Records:
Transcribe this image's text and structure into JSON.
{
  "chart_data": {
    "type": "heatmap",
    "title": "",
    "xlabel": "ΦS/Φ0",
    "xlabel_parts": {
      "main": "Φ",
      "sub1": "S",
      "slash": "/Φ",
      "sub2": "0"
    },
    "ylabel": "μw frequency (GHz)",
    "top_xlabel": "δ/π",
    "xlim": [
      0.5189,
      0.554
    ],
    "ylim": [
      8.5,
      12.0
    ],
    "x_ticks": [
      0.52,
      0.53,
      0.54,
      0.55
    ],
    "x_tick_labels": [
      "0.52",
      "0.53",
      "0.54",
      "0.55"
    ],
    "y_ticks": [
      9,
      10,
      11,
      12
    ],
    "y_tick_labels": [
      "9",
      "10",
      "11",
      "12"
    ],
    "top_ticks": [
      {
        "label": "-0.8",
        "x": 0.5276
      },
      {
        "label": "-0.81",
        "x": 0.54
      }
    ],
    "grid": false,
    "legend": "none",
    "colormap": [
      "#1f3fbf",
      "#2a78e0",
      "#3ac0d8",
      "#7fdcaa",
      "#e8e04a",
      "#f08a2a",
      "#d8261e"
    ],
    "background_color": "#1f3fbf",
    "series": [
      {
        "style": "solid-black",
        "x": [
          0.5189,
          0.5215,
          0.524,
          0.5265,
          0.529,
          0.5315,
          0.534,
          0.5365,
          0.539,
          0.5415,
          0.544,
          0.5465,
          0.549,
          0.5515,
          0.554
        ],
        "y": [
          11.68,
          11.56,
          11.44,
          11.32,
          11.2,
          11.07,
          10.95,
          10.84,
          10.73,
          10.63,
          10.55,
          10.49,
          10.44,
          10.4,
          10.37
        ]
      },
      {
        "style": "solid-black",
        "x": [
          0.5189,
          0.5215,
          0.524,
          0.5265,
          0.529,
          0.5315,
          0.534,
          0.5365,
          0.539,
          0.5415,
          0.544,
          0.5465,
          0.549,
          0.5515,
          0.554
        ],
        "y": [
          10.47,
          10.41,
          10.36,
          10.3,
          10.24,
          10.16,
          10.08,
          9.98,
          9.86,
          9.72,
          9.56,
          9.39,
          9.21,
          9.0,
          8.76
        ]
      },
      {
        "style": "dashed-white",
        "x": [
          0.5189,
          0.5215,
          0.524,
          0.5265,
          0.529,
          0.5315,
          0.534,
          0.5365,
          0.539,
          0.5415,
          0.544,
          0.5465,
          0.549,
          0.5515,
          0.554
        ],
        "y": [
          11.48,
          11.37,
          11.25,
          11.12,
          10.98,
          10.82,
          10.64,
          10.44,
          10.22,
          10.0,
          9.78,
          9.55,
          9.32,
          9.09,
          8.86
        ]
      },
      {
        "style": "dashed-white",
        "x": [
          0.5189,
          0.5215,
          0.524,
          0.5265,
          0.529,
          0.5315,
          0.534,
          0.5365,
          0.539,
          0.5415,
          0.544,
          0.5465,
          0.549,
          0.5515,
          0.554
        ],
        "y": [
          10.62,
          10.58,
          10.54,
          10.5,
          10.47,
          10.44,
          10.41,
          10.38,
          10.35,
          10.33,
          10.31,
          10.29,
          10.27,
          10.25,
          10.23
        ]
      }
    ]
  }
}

-- Your instructions --
Faithfully reproduce all of the records, character for character.

-- Output --
Transcribe this image's text and structure into JSON.
{
  "chart_data": {
    "type": "heatmap",
    "title": "",
    "xlabel": "ΦS/Φ0",
    "xlabel_parts": {
      "main": "Φ",
      "sub1": "S",
      "slash": "/Φ",
      "sub2": "0"
    },
    "ylabel": "μw frequency (GHz)",
    "top_xlabel": "δ/π",
    "xlim": [
      0.5189,
      0.554
    ],
    "ylim": [
      8.5,
      12.0
    ],
    "x_ticks": [
      0.52,
      0.53,
      0.54,
      0.55
    ],
    "x_tick_labels": [
      "0.52",
      "0.53",
      "0.54",
      "0.55"
    ],
    "y_ticks": [
      9,
      10,
      11,
      12
    ],
    "y_tick_labels": [
      "9",
      "10",
      "11",
      "12"
    ],
    "top_ticks": [
      {
        "label": "-0.8",
        "x": 0.5276
      },
      {
        "label": "-0.81",
        "x": 0.54
      }
    ],
    "grid": false,
    "legend": "none",
    "colormap": [
      "#1f3fbf",
      "#2a78e0",
      "#3ac0d8",
      "#7fdcaa",
      "#e8e04a",
      "#f08a2a",
      "#d8261e"
    ],
    "background_color": "#1f3fbf",
    "series": [
      {
        "style": "solid-black",
        "x": [
          0.5189,
          0.5215,
          0.524,
          0.5265,
          0.529,
          0.5315,
          0.534,
          0.5365,
          0.539,
          0.5415,
          0.544,
          0.5465,
          0.549,
          0.5515,
          0.554
        ],
        "y": [
          11.68,
          11.56,
          11.44,
          11.32,
          11.2,
          11.07,
          10.95,
          10.84,
          10.73,
          10.63,
          10.55,
          10.49,
          10.44,
          10.4,
          10.37
        ]
      },
      {
        "style": "solid-black",
        "x": [
          0.5189,
          0.5215,
          0.524,
          0.5265,
          0.529,
          0.5315,
          0.534,
          0.5365,
          0.539,
          0.5415,
          0.544,
          0.5465,
          0.549,
          0.5515,
          0.554
        ],
        "y": [
          10.47,
          10.41,
          10.36,
          10.3,
          10.24,
          10.16,
          10.08,
          9.98,
          9.86,
          9.72,
          9.56,
          9.39,
          9.21,
          9.0,
          8.76
        ]
      },
      {
        "style": "dashed-white",
        "x": [
          0.5189,
          0.5215,
          0.524,
          0.5265,
          0.529,
          0.5315,
          0.534,
          0.5365,
          0.539,
          0.5415,
          0.544,
          0.5465,
          0.549,
          0.5515,
          0.554
        ],
        "y": [
          11.48,
          11.37,
          11.25,
          11.12,
          10.98,
          10.82,
          10.64,
          10.44,
          10.22,
          10.0,
          9.78,
          9.55,
          9.32,
          9.09,
          8.86
        ]
      },
      {
        "style": "dashed-white",
        "x": [
          0.5189,
          0.5215,
          0.524,
          0.5265,
          0.529,
          0.5315,
          0.534,
          0.5365,
          0.539,
          0.5415,
          0.544,
          0.5465,
          0.549,
          0.5515,
          0.554
        ],
        "y": [
          10.62,
          10.58,
          10.54,
          10.5,
          10.47,
          10.44,
          10.41,
          10.38,
          10.35,
          10.33,
          10.31,
          10.29,
          10.27,
          10.25,
          10.23
        ]
      }
    ]
  }
}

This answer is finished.